Print each line of the material below exactly as it appears, leaving every character unchanged.

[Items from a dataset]
* Start *
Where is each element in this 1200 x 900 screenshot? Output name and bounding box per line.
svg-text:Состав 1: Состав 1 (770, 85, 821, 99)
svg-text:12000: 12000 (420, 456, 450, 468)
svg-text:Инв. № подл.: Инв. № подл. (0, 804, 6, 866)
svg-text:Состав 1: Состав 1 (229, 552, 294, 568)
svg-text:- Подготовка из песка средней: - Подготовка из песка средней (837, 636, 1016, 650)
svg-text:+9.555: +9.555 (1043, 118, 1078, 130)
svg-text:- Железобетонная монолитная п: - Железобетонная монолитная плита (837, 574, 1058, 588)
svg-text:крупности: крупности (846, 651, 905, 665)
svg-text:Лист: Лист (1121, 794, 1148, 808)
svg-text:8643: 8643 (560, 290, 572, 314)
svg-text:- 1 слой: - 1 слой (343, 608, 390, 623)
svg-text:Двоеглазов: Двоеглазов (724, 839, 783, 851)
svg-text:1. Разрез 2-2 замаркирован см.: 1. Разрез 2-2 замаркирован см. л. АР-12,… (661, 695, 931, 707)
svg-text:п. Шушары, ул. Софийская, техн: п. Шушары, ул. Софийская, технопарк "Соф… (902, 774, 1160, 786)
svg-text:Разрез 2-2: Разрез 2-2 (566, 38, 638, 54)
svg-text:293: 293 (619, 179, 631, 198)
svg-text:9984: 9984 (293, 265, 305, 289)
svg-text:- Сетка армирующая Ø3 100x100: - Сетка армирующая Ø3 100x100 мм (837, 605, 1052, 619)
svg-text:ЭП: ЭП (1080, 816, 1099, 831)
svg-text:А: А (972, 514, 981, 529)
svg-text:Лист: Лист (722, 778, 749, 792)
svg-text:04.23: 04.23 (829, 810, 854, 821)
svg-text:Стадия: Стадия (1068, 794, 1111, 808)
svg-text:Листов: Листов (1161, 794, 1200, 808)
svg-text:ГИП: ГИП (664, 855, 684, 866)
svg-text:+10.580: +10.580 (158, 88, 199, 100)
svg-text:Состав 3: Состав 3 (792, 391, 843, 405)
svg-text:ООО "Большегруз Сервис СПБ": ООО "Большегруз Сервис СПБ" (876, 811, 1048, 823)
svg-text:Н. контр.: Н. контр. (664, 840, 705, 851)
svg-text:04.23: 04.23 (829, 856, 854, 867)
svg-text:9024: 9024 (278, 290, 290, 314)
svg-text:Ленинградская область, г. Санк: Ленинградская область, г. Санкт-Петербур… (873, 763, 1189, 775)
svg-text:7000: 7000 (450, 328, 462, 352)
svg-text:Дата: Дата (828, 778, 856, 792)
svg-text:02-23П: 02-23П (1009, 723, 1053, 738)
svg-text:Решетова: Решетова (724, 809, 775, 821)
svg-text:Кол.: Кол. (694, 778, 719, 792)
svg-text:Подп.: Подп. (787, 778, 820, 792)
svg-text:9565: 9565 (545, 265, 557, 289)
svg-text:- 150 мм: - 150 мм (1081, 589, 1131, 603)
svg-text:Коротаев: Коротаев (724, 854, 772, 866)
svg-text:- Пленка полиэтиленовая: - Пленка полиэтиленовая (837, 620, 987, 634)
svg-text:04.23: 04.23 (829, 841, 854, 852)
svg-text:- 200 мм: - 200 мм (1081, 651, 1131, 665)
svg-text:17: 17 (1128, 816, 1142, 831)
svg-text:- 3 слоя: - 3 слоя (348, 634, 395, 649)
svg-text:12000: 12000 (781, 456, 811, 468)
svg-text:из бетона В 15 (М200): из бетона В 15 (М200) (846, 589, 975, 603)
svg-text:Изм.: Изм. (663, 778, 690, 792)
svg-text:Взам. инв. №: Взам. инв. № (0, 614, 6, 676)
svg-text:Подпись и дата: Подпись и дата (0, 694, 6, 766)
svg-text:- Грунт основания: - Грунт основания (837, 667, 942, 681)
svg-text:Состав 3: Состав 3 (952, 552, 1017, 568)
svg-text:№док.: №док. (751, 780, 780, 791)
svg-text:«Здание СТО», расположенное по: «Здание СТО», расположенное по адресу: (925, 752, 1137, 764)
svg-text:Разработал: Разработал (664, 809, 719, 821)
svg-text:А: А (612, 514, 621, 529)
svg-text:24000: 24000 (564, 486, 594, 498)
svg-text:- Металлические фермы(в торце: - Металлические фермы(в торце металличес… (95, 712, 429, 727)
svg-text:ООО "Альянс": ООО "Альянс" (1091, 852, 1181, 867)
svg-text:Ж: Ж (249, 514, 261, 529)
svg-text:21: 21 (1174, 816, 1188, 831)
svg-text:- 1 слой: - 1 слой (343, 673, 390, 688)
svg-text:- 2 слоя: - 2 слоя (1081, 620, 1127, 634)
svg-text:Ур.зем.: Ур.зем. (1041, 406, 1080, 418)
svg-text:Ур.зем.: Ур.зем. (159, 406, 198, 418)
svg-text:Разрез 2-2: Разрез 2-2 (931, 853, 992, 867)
* End *
§ **Correct output**
Where is each element in this 1200 x 900 screenshot? Output name and bounding box per line.
svg-text:Состав 1: Состав 1 (770, 85, 821, 99)
svg-text:12000: 12000 (420, 456, 450, 468)
svg-text:Инв. № подл.: Инв. № подл. (0, 804, 6, 866)
svg-text:Состав 1: Состав 1 (229, 552, 294, 568)
svg-text:- Подготовка из песка средней: - Подготовка из песка средней (837, 636, 1016, 650)
svg-text:+9.555: +9.555 (1043, 118, 1078, 130)
svg-text:- Железобетонная монолитная п: - Железобетонная монолитная плита (837, 574, 1058, 588)
svg-text:крупности: крупности (846, 651, 905, 665)
svg-text:Лист: Лист (1121, 794, 1148, 808)
svg-text:8643: 8643 (560, 290, 572, 314)
svg-text:- 1 слой: - 1 слой (343, 608, 390, 623)
svg-text:Двоеглазов: Двоеглазов (724, 839, 783, 851)
svg-text:1. Разрез 2-2 замаркирован см.: 1. Разрез 2-2 замаркирован см. л. АР-12,… (661, 695, 931, 707)
svg-text:п. Шушары, ул. Софийская, техн: п. Шушары, ул. Софийская, технопарк "Соф… (902, 774, 1160, 786)
svg-text:Разрез 2-2: Разрез 2-2 (566, 38, 638, 54)
svg-text:293: 293 (619, 179, 631, 198)
svg-text:9984: 9984 (293, 265, 305, 289)
svg-text:- Сетка армирующая Ø3 100x100: - Сетка армирующая Ø3 100x100 мм (837, 605, 1052, 619)
svg-text:ЭП: ЭП (1080, 816, 1099, 831)
svg-text:А: А (972, 514, 981, 529)
svg-text:Лист: Лист (722, 778, 749, 792)
svg-text:04.23: 04.23 (829, 810, 854, 821)
svg-text:Стадия: Стадия (1068, 794, 1111, 808)
svg-text:Листов: Листов (1161, 794, 1200, 808)
svg-text:ГИП: ГИП (664, 855, 684, 866)
svg-text:+10.580: +10.580 (158, 88, 199, 100)
svg-text:Состав 3: Состав 3 (792, 391, 843, 405)
svg-text:ООО "Большегруз Сервис СПБ": ООО "Большегруз Сервис СПБ" (876, 811, 1048, 823)
svg-text:Н. контр.: Н. контр. (664, 840, 705, 851)
svg-text:04.23: 04.23 (829, 856, 854, 867)
svg-text:9024: 9024 (278, 290, 290, 314)
svg-text:Ленинградская область, г. Санк: Ленинградская область, г. Санкт-Петербур… (873, 763, 1189, 775)
svg-text:7000: 7000 (450, 328, 462, 352)
svg-text:Дата: Дата (828, 778, 856, 792)
svg-text:02-23П: 02-23П (1009, 723, 1053, 738)
svg-text:Решетова: Решетова (724, 809, 775, 821)
svg-text:Кол.: Кол. (694, 778, 719, 792)
svg-text:Подп.: Подп. (787, 778, 820, 792)
svg-text:9565: 9565 (545, 265, 557, 289)
svg-text:- 150 мм: - 150 мм (1081, 589, 1131, 603)
svg-text:Коротаев: Коротаев (724, 854, 772, 866)
svg-text:- Пленка полиэтиленовая: - Пленка полиэтиленовая (837, 620, 987, 634)
svg-text:04.23: 04.23 (829, 841, 854, 852)
svg-text:- 200 мм: - 200 мм (1081, 651, 1131, 665)
svg-text:17: 17 (1128, 816, 1142, 831)
svg-text:- 3 слоя: - 3 слоя (348, 634, 395, 649)
svg-text:12000: 12000 (781, 456, 811, 468)
svg-text:из бетона В 15 (М200): из бетона В 15 (М200) (846, 589, 975, 603)
svg-text:Изм.: Изм. (663, 778, 690, 792)
svg-text:Взам. инв. №: Взам. инв. № (0, 614, 6, 676)
svg-text:Подпись и дата: Подпись и дата (0, 694, 6, 766)
svg-text:- Грунт основания: - Грунт основания (837, 667, 942, 681)
svg-text:Состав 3: Состав 3 (952, 552, 1017, 568)
svg-text:№док.: №док. (751, 780, 780, 791)
svg-text:«Здание СТО», расположенное по: «Здание СТО», расположенное по адресу: (925, 752, 1137, 764)
svg-text:Разработал: Разработал (664, 809, 719, 821)
svg-text:А: А (612, 514, 621, 529)
svg-text:24000: 24000 (564, 486, 594, 498)
svg-text:- Металлические фермы(в торце: - Металлические фермы(в торце металличес… (95, 712, 429, 727)
svg-text:ООО "Альянс": ООО "Альянс" (1091, 852, 1181, 867)
svg-text:Ж: Ж (249, 514, 261, 529)
svg-text:21: 21 (1174, 816, 1188, 831)
svg-text:- 1 слой: - 1 слой (343, 673, 390, 688)
svg-text:- 2 слоя: - 2 слоя (1081, 620, 1127, 634)
svg-text:Ур.зем.: Ур.зем. (1041, 406, 1080, 418)
svg-text:Ур.зем.: Ур.зем. (159, 406, 198, 418)
svg-text:Разрез 2-2: Разрез 2-2 (931, 853, 992, 867)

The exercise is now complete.